> _Work instructions_:
Your job is to retype all of the data word for word, leaving every image out.

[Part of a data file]
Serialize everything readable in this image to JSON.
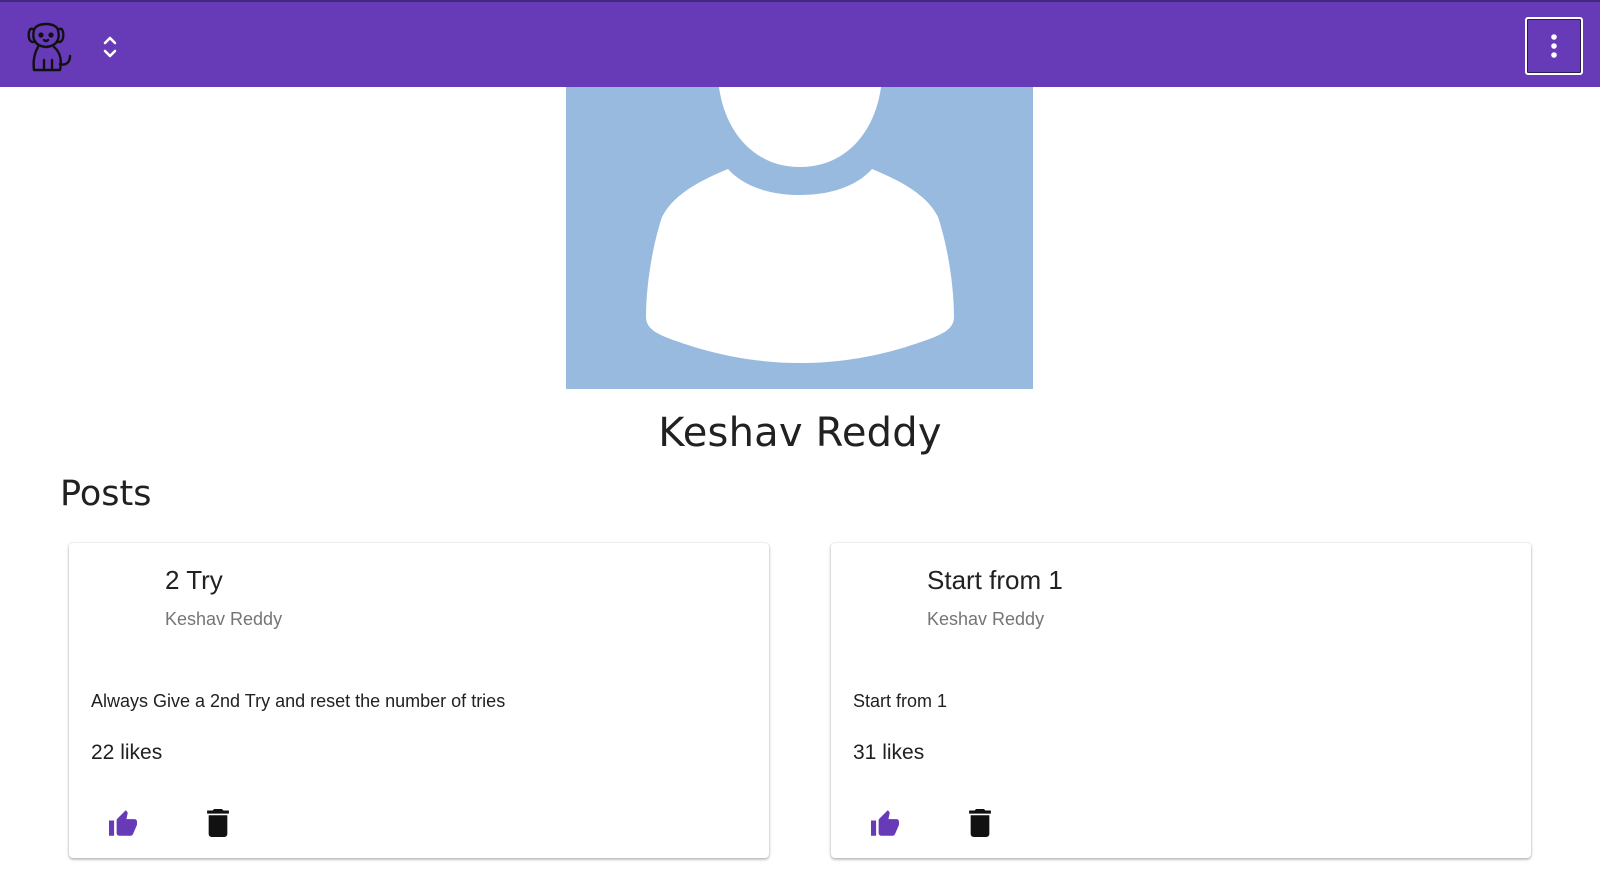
{
  "appbar": {
    "logo_icon": "dog-icon",
    "sort_icon": "unfold-more-icon",
    "menu_icon": "more-vert-icon",
    "color": "#673ab7"
  },
  "profile": {
    "avatar_icon": "default-person-avatar",
    "name": "Keshav Reddy"
  },
  "posts": {
    "heading": "Posts",
    "items": [
      {
        "title": "2 Try",
        "author": "Keshav Reddy",
        "body": "Always Give a 2nd Try and reset the number of tries",
        "likes": "22 likes",
        "like_icon": "thumb-up-icon",
        "delete_icon": "trash-icon"
      },
      {
        "title": "Start from 1",
        "author": "Keshav Reddy",
        "body": "Start from 1",
        "likes": "31 likes",
        "like_icon": "thumb-up-icon",
        "delete_icon": "trash-icon"
      }
    ]
  },
  "colors": {
    "accent": "#673ab7",
    "avatar_bg": "#98badf",
    "muted_text": "#757575"
  }
}
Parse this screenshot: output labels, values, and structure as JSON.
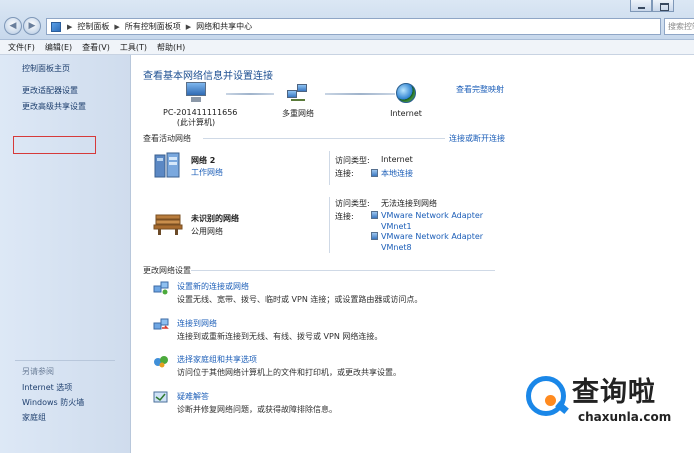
{
  "address_bar": {
    "crumbs": [
      "控制面板",
      "所有控制面板项",
      "网络和共享中心"
    ],
    "search_placeholder": "搜索控制"
  },
  "menubar": [
    "文件(F)",
    "编辑(E)",
    "查看(V)",
    "工具(T)",
    "帮助(H)"
  ],
  "sidebar": {
    "links": [
      "控制面板主页",
      "更改适配器设置",
      "更改高级共享设置"
    ],
    "see_also_title": "另请参阅",
    "see_also": [
      "Internet 选项",
      "Windows 防火墙",
      "家庭组"
    ]
  },
  "main": {
    "title": "查看基本网络信息并设置连接",
    "full_map_link": "查看完整映射",
    "nodes": {
      "pc_name": "PC-201411111656",
      "pc_sub": "(此计算机)",
      "multi": "多重网络",
      "internet": "Internet"
    },
    "active_head": "查看活动网络",
    "connect_link": "连接或断开连接",
    "net1": {
      "name": "网络  2",
      "type": "工作网络",
      "access_label": "访问类型:",
      "access_value": "Internet",
      "conn_label": "连接:",
      "conn_value": "本地连接"
    },
    "net2": {
      "name": "未识别的网络",
      "type": "公用网络",
      "access_label": "访问类型:",
      "access_value": "无法连接到网络",
      "conn_label": "连接:",
      "adapter1_line1": "VMware Network Adapter",
      "adapter1_line2": "VMnet1",
      "adapter2_line1": "VMware Network Adapter",
      "adapter2_line2": "VMnet8"
    },
    "change_head": "更改网络设置",
    "tasks": [
      {
        "title": "设置新的连接或网络",
        "desc": "设置无线、宽带、拨号、临时或 VPN 连接；或设置路由器或访问点。"
      },
      {
        "title": "连接到网络",
        "desc": "连接到或重新连接到无线、有线、拨号或 VPN 网络连接。"
      },
      {
        "title": "选择家庭组和共享选项",
        "desc": "访问位于其他网络计算机上的文件和打印机，或更改共享设置。"
      },
      {
        "title": "疑难解答",
        "desc": "诊断并修复网络问题，或获得故障排除信息。"
      }
    ]
  },
  "watermark": {
    "brand": "查询啦",
    "url": "chaxunla.com"
  }
}
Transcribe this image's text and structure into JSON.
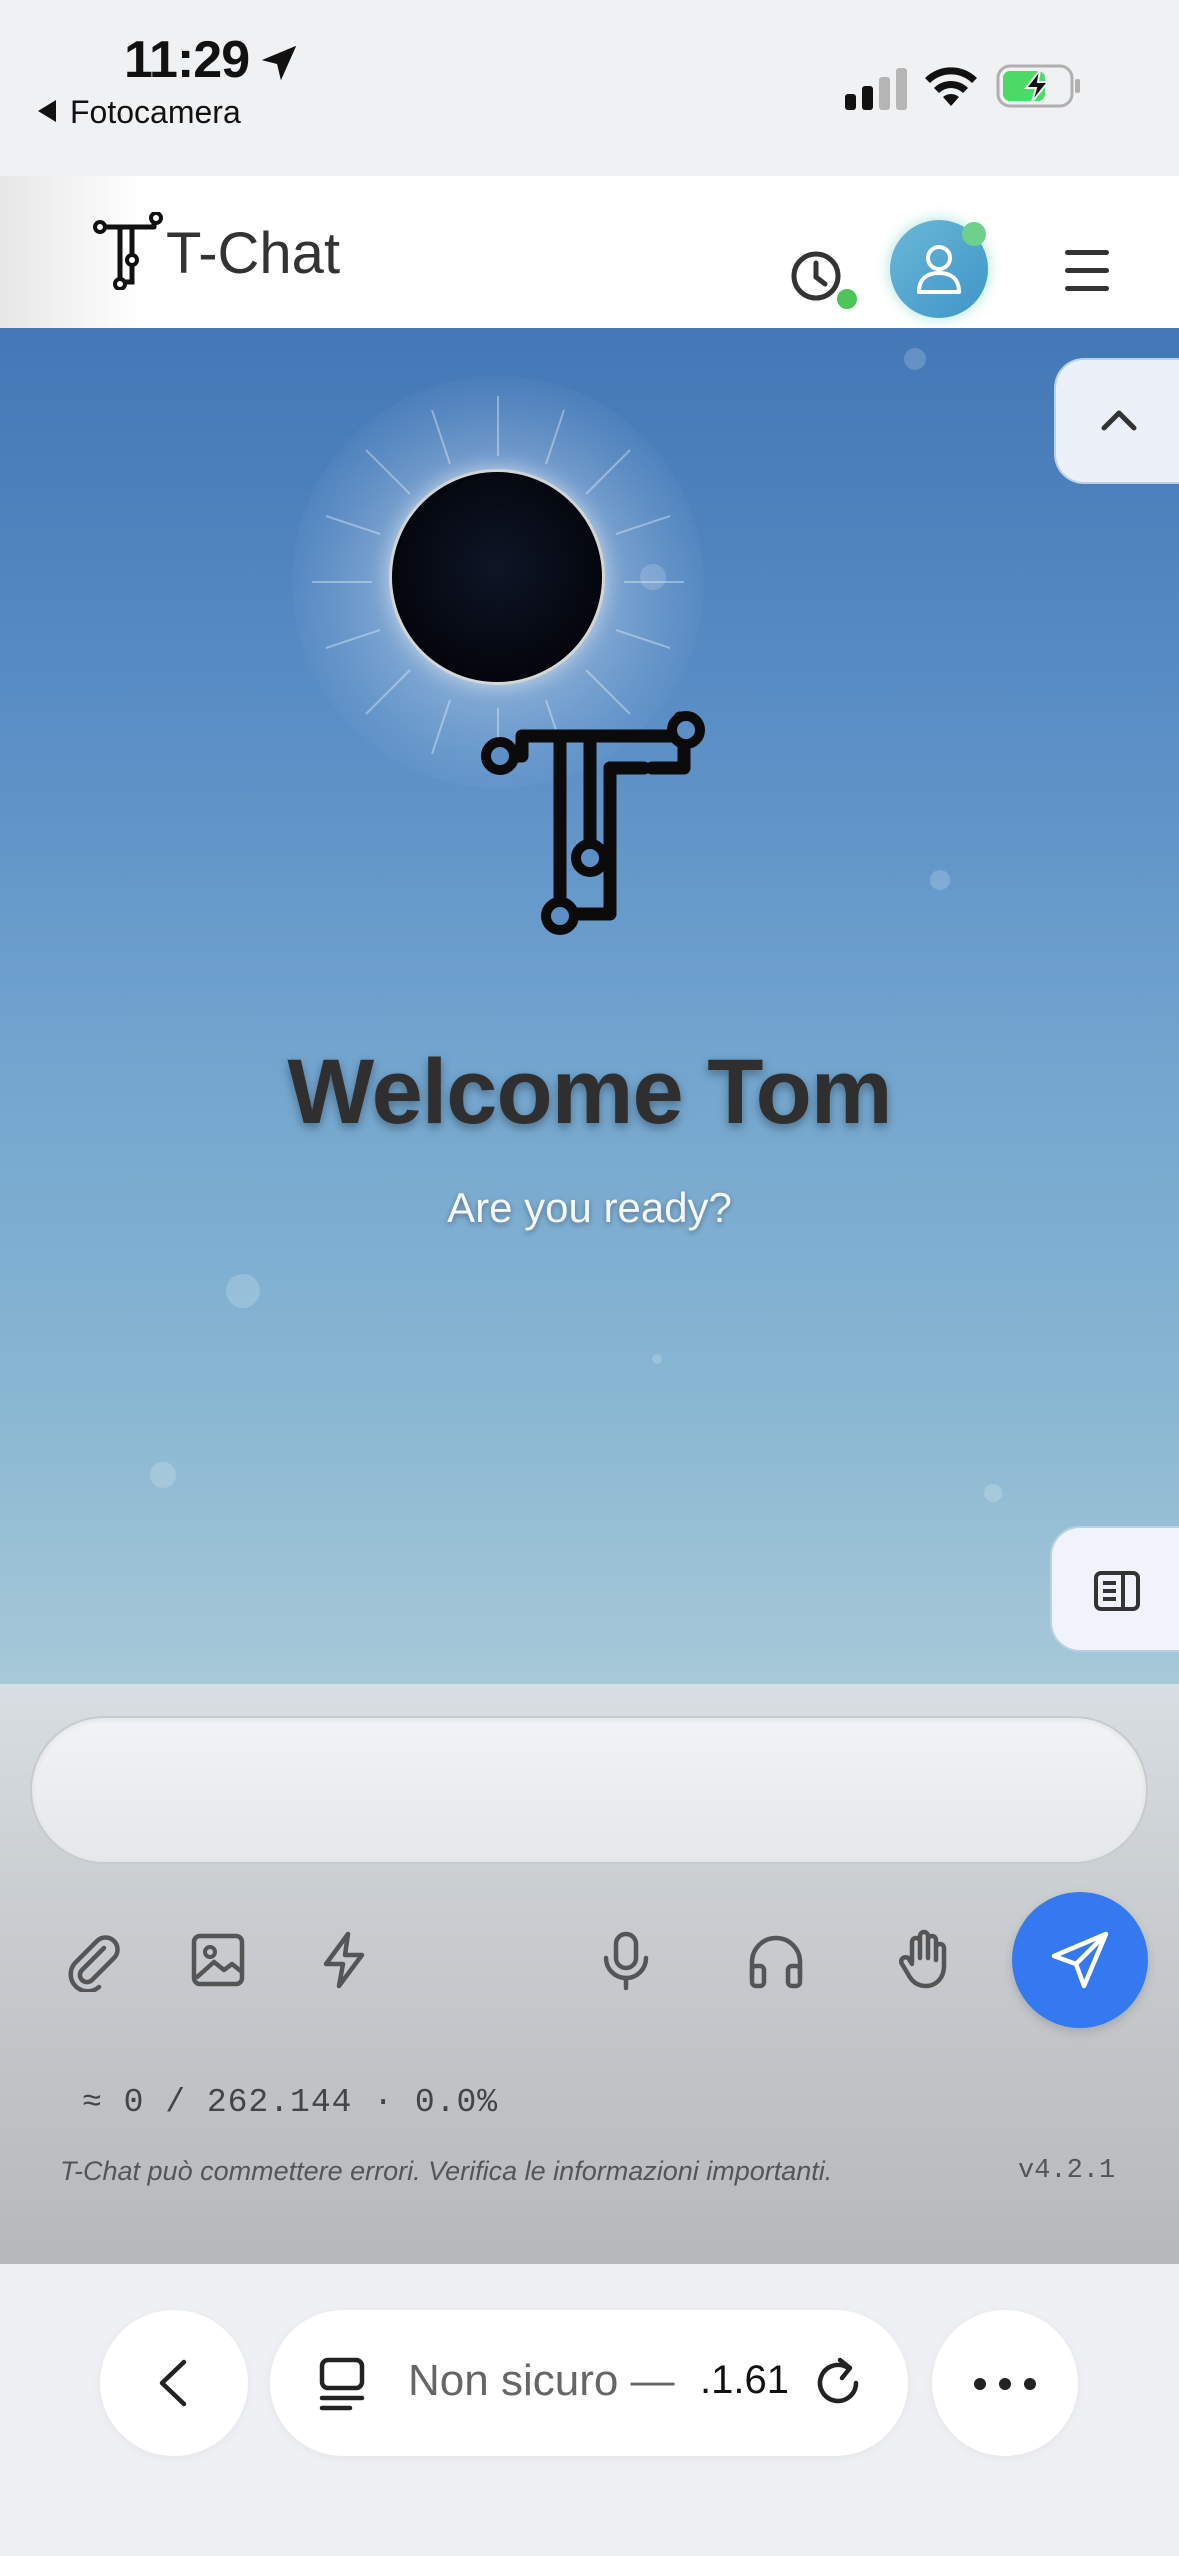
{
  "status_bar": {
    "time": "11:29",
    "back_app": "Fotocamera",
    "icons": [
      "location-arrow-icon",
      "cellular-signal-icon",
      "wifi-icon",
      "battery-charging-icon"
    ]
  },
  "header": {
    "title": "T-Chat",
    "icons": [
      "logo-icon",
      "history-icon",
      "user-icon",
      "menu-icon"
    ],
    "status_color": "#4bc45a"
  },
  "hero": {
    "welcome": "Welcome Tom",
    "subtitle": "Are you ready?"
  },
  "side_buttons": [
    "chevron-up-icon",
    "sidebar-panel-icon"
  ],
  "composer": {
    "input_value": "",
    "input_placeholder": "",
    "tools_left": [
      "paperclip-icon",
      "image-icon",
      "bolt-icon"
    ],
    "tools_right": [
      "microphone-icon",
      "headphones-icon",
      "hand-icon"
    ],
    "send_color": "#3579f0",
    "token_counter": "≈ 0 / 262.144 · 0.0%",
    "disclaimer": "T-Chat può commettere errori. Verifica le informazioni importanti.",
    "version": "v4.2.1"
  },
  "browser": {
    "url_label": "Non sicuro —",
    "url_value": ".1.61",
    "icons": [
      "chevron-left-icon",
      "reader-icon",
      "reload-icon",
      "more-icon"
    ]
  }
}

> _Correct answer_:
Serialize everything readable in this image to JSON.
{
  "appbar": {
    "logo_icon": "dog-icon",
    "sort_icon": "unfold-more-icon",
    "menu_icon": "more-vert-icon",
    "color": "#673ab7"
  },
  "profile": {
    "avatar_icon": "default-person-avatar",
    "name": "Keshav Reddy"
  },
  "posts": {
    "heading": "Posts",
    "items": [
      {
        "title": "2 Try",
        "author": "Keshav Reddy",
        "body": "Always Give a 2nd Try and reset the number of tries",
        "likes": "22 likes",
        "like_icon": "thumb-up-icon",
        "delete_icon": "trash-icon"
      },
      {
        "title": "Start from 1",
        "author": "Keshav Reddy",
        "body": "Start from 1",
        "likes": "31 likes",
        "like_icon": "thumb-up-icon",
        "delete_icon": "trash-icon"
      }
    ]
  },
  "colors": {
    "accent": "#673ab7",
    "avatar_bg": "#98badf",
    "muted_text": "#757575"
  }
}
Parse this screenshot: output labels, values, and structure as JSON.
{
  "address_bar": {
    "crumbs": [
      "控制面板",
      "所有控制面板项",
      "网络和共享中心"
    ],
    "search_placeholder": "搜索控制"
  },
  "menubar": [
    "文件(F)",
    "编辑(E)",
    "查看(V)",
    "工具(T)",
    "帮助(H)"
  ],
  "sidebar": {
    "links": [
      "控制面板主页",
      "更改适配器设置",
      "更改高级共享设置"
    ],
    "see_also_title": "另请参阅",
    "see_also": [
      "Internet 选项",
      "Windows 防火墙",
      "家庭组"
    ]
  },
  "main": {
    "title": "查看基本网络信息并设置连接",
    "full_map_link": "查看完整映射",
    "nodes": {
      "pc_name": "PC-201411111656",
      "pc_sub": "(此计算机)",
      "multi": "多重网络",
      "internet": "Internet"
    },
    "active_head": "查看活动网络",
    "connect_link": "连接或断开连接",
    "net1": {
      "name": "网络  2",
      "type": "工作网络",
      "access_label": "访问类型:",
      "access_value": "Internet",
      "conn_label": "连接:",
      "conn_value": "本地连接"
    },
    "net2": {
      "name": "未识别的网络",
      "type": "公用网络",
      "access_label": "访问类型:",
      "access_value": "无法连接到网络",
      "conn_label": "连接:",
      "adapter1_line1": "VMware Network Adapter",
      "adapter1_line2": "VMnet1",
      "adapter2_line1": "VMware Network Adapter",
      "adapter2_line2": "VMnet8"
    },
    "change_head": "更改网络设置",
    "tasks": [
      {
        "title": "设置新的连接或网络",
        "desc": "设置无线、宽带、拨号、临时或 VPN 连接；或设置路由器或访问点。"
      },
      {
        "title": "连接到网络",
        "desc": "连接到或重新连接到无线、有线、拨号或 VPN 网络连接。"
      },
      {
        "title": "选择家庭组和共享选项",
        "desc": "访问位于其他网络计算机上的文件和打印机，或更改共享设置。"
      },
      {
        "title": "疑难解答",
        "desc": "诊断并修复网络问题，或获得故障排除信息。"
      }
    ]
  },
  "watermark": {
    "brand": "查询啦",
    "url": "chaxunla.com"
  }
}
Transcribe this image's text and structure into JSON.
{
  "status_bar": {
    "time": "11:29",
    "back_app": "Fotocamera",
    "icons": [
      "location-arrow-icon",
      "cellular-signal-icon",
      "wifi-icon",
      "battery-charging-icon"
    ]
  },
  "header": {
    "title": "T-Chat",
    "icons": [
      "logo-icon",
      "history-icon",
      "user-icon",
      "menu-icon"
    ],
    "status_color": "#4bc45a"
  },
  "hero": {
    "welcome": "Welcome Tom",
    "subtitle": "Are you ready?"
  },
  "side_buttons": [
    "chevron-up-icon",
    "sidebar-panel-icon"
  ],
  "composer": {
    "input_value": "",
    "input_placeholder": "",
    "tools_left": [
      "paperclip-icon",
      "image-icon",
      "bolt-icon"
    ],
    "tools_right": [
      "microphone-icon",
      "headphones-icon",
      "hand-icon"
    ],
    "send_color": "#3579f0",
    "token_counter": "≈ 0 / 262.144 · 0.0%",
    "disclaimer": "T-Chat può commettere errori. Verifica le informazioni importanti.",
    "version": "v4.2.1"
  },
  "browser": {
    "url_label": "Non sicuro —",
    "url_value": ".1.61",
    "icons": [
      "chevron-left-icon",
      "reader-icon",
      "reload-icon",
      "more-icon"
    ]
  }
}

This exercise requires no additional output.